[Source records]

%%

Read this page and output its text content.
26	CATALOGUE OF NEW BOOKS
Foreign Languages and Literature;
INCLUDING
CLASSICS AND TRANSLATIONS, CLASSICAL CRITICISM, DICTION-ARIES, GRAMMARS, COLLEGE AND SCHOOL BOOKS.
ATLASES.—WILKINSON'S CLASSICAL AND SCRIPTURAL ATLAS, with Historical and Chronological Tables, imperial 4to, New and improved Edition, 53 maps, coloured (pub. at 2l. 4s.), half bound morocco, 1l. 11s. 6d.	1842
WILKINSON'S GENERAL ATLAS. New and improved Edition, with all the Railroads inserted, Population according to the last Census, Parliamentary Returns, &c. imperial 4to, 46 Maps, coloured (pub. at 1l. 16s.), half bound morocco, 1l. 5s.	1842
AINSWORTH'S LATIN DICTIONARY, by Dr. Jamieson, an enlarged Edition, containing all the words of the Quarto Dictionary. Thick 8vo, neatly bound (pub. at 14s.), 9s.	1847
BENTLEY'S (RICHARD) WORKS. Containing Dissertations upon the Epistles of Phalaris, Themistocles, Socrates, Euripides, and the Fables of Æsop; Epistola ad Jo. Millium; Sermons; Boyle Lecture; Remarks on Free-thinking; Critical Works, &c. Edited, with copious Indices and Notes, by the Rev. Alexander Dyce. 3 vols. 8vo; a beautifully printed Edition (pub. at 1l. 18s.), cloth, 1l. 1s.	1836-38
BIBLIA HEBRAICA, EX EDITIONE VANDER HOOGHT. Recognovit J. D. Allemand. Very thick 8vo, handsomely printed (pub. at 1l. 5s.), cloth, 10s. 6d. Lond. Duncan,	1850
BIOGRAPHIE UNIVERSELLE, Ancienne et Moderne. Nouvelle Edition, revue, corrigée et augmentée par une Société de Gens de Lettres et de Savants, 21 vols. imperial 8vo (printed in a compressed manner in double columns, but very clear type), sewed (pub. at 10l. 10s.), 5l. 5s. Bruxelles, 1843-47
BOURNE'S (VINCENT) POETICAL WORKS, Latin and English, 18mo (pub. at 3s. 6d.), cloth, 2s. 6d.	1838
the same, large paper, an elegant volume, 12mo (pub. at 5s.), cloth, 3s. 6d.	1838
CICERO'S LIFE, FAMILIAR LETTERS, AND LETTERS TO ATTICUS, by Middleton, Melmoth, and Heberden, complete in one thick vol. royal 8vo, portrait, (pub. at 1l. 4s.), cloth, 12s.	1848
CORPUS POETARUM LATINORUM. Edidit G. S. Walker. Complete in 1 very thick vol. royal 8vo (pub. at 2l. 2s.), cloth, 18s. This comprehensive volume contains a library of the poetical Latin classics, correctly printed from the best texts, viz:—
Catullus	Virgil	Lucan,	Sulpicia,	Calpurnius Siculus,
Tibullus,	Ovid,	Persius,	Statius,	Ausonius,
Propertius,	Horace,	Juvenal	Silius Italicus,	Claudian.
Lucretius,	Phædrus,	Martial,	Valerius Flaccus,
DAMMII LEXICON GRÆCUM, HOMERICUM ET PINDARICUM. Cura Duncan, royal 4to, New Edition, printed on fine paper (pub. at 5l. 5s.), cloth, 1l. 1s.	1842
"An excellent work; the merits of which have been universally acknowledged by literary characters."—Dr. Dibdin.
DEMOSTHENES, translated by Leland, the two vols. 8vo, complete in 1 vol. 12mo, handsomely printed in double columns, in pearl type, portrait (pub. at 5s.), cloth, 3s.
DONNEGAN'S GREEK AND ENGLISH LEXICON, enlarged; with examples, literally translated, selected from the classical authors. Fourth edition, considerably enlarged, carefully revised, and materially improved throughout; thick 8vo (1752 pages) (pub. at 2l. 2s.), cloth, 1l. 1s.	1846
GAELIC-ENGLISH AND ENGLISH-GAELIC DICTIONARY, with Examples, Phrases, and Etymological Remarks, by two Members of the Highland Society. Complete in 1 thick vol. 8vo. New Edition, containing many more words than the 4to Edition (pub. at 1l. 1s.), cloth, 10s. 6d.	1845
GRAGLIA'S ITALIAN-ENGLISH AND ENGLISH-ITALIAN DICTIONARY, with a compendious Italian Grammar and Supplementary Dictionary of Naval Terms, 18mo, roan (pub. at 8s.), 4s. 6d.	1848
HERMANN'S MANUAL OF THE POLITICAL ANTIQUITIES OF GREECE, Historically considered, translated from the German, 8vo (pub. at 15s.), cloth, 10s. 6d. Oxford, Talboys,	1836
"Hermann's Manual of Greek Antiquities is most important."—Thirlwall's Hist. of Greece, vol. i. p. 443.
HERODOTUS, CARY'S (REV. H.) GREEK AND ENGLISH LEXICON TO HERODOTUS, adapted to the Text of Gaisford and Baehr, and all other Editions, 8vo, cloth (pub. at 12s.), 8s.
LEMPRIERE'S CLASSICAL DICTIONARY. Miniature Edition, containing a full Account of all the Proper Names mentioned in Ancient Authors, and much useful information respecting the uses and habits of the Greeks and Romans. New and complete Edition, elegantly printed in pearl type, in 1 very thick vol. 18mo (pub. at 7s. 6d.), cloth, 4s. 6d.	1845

%%

▶ SET TASK
Give the count of lines that hold the word "coloured", with nothing added.

▶ RESPONSE
2